▶

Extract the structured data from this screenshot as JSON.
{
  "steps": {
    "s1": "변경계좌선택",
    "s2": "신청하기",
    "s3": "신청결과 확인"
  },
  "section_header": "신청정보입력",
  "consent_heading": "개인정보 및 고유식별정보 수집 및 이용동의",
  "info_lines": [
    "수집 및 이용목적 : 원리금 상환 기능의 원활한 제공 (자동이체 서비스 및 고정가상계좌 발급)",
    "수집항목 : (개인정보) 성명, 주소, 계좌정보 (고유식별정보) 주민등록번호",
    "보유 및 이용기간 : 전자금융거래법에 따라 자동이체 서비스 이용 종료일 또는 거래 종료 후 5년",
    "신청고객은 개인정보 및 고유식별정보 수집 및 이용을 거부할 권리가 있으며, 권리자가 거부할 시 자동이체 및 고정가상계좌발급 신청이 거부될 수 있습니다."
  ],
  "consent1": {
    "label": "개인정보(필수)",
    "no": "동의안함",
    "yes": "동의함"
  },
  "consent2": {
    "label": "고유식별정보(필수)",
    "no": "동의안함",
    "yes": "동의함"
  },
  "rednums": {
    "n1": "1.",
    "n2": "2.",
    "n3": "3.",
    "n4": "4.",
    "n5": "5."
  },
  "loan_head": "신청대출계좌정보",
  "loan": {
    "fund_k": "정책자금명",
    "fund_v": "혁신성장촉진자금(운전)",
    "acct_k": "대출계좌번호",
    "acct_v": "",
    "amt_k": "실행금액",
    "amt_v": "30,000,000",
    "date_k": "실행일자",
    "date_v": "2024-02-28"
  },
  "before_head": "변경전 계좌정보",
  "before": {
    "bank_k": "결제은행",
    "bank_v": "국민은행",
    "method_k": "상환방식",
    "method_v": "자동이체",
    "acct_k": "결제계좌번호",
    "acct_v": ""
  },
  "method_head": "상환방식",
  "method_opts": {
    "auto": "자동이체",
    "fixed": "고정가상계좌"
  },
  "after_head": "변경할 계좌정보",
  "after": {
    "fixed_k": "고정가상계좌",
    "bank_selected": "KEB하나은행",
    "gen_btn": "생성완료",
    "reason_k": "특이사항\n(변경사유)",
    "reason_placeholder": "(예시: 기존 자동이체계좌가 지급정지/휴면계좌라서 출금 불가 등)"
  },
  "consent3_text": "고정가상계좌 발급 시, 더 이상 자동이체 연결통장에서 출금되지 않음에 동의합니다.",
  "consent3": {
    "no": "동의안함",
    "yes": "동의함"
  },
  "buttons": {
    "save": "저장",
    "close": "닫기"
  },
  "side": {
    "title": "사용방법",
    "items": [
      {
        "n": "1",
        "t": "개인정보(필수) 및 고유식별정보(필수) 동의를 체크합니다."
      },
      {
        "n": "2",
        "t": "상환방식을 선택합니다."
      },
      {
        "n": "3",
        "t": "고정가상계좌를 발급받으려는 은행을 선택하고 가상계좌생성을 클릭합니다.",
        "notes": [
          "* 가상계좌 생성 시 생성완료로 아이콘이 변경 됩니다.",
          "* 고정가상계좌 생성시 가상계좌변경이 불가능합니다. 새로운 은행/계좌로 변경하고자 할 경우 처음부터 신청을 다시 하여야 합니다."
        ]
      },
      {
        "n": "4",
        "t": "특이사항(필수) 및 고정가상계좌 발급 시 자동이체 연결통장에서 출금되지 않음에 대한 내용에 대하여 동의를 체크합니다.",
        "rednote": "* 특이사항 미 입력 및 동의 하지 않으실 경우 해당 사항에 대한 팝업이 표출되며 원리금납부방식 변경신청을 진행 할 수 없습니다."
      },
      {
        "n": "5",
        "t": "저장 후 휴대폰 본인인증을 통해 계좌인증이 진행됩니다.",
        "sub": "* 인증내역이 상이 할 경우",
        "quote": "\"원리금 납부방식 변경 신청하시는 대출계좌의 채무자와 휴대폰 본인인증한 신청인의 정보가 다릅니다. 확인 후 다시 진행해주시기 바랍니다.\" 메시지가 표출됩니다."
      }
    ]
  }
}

◀

#### [YOUR GOAL]
Pull out each line holding the string "고유식별정보".

#### [THE RESPONSE]
  "consent_heading": "개인정보 및 고유식별정보 수집 및 이용동의",
    "수집항목 : (개인정보) 성명, 주소, 계좌정보 (고유식별정보) 주민등록번호",
    "신청고객은 개인정보 및 고유식별정보 수집 및 이용을 거부할 권리가 있으며, 권리자가 거부할 시 자동이체 및 고정가상계좌발급 신청이 거부될 수 있습니다."
    "label": "고유식별정보(필수)",
        "t": "개인정보(필수) 및 고유식별정보(필수) 동의를 체크합니다."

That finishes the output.